## The problem
Check every line of the entries for the string "Utilizar" and return the ones that contain it.

The data Start Marker

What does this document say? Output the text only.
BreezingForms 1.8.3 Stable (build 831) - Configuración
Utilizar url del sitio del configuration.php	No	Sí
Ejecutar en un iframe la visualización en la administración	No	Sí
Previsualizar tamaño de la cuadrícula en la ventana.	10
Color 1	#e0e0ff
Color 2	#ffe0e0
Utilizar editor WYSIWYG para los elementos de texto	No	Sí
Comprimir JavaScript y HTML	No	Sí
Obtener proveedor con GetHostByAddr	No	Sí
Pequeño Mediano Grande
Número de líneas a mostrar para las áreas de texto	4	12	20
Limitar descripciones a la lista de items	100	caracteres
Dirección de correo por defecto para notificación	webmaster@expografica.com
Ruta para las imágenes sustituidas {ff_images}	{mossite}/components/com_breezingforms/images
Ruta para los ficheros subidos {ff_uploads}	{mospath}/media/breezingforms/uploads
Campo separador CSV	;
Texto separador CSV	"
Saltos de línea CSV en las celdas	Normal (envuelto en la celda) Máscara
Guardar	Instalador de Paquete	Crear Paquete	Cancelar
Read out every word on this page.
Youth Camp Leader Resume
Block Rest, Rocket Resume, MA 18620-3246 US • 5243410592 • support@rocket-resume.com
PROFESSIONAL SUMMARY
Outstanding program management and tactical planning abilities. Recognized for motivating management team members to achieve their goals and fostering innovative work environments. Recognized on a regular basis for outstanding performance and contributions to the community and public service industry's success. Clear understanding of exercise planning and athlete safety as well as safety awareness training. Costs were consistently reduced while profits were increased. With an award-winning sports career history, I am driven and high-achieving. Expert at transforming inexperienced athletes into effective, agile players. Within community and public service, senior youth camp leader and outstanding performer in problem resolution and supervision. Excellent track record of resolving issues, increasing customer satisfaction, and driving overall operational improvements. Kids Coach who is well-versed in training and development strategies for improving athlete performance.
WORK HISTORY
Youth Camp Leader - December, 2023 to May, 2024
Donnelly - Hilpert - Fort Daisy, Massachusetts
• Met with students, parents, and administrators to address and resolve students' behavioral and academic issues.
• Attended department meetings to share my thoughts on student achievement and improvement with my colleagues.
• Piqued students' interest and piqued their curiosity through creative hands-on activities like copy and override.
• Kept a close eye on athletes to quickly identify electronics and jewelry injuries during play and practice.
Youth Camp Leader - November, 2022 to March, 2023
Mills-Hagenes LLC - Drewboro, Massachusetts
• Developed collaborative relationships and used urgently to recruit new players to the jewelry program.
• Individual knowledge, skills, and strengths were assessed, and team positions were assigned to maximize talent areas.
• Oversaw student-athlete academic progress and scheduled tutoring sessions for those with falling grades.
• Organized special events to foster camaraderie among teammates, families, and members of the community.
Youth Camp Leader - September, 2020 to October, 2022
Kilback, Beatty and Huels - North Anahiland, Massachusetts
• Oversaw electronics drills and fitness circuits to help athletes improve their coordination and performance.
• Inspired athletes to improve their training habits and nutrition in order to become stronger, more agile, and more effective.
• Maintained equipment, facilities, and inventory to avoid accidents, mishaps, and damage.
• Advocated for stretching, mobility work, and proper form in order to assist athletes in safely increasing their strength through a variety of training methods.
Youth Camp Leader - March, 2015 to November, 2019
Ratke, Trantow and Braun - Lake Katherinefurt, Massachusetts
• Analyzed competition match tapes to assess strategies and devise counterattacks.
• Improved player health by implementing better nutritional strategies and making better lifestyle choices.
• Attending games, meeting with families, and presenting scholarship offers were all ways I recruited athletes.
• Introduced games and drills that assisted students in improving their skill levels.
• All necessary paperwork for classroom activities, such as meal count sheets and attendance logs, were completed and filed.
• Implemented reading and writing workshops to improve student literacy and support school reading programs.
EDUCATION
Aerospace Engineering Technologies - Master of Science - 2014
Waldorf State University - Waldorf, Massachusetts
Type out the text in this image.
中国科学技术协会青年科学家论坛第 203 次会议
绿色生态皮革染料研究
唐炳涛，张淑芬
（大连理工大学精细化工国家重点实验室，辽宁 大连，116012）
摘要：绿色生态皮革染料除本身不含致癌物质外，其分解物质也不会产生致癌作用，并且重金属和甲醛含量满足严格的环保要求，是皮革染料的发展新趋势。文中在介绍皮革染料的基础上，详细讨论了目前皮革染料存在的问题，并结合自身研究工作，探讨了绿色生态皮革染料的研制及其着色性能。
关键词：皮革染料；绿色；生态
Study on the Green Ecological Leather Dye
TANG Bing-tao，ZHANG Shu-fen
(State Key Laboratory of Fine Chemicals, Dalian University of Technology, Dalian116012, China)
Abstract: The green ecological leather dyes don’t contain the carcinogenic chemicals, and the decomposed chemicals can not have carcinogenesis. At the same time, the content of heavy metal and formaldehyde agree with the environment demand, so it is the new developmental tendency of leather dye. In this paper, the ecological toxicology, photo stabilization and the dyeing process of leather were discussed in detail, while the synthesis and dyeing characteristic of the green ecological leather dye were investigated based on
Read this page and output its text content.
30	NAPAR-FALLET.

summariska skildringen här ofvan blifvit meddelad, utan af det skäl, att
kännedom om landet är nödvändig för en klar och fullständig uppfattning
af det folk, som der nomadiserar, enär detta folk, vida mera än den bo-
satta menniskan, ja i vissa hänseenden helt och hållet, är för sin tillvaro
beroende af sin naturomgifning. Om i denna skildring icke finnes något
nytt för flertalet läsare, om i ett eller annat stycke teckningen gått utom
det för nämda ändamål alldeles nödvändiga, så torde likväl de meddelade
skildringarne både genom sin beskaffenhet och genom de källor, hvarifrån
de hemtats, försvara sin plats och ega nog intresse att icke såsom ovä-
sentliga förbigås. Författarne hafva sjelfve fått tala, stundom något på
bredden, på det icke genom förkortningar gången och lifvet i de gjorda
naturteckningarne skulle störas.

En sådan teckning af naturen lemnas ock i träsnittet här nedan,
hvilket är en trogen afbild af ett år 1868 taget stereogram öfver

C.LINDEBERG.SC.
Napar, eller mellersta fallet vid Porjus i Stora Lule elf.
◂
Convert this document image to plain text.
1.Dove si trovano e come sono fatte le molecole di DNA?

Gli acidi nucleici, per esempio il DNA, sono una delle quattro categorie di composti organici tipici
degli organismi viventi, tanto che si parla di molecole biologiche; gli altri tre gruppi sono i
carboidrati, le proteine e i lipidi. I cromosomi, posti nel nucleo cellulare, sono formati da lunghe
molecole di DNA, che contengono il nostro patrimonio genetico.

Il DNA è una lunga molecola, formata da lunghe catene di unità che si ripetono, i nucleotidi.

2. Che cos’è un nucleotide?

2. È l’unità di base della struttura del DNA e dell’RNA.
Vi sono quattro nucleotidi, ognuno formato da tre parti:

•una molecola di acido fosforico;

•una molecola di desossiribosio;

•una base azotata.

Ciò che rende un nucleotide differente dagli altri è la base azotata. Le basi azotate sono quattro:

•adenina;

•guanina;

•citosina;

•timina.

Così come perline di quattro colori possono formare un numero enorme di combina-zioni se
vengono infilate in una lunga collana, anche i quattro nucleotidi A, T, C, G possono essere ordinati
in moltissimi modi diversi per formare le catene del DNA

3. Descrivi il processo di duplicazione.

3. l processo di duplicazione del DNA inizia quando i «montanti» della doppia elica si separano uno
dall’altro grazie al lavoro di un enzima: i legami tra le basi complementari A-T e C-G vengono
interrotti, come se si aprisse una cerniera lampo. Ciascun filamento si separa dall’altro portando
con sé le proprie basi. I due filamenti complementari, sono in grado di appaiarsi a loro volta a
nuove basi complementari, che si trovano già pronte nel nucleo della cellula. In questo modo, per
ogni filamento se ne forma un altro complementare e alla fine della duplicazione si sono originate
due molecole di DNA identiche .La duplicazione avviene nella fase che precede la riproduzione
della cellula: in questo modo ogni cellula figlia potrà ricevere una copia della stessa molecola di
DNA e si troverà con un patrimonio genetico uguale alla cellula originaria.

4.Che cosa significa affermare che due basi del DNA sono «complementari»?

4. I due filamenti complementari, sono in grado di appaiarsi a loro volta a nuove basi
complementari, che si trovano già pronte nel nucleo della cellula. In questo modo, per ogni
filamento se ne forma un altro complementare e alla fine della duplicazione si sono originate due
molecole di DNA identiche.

The data End Marker

## Result of this task
Utilizar url del sitio del configuration.php	No	Sí
Utilizar editor WYSIWYG para los elementos de texto	No	Sí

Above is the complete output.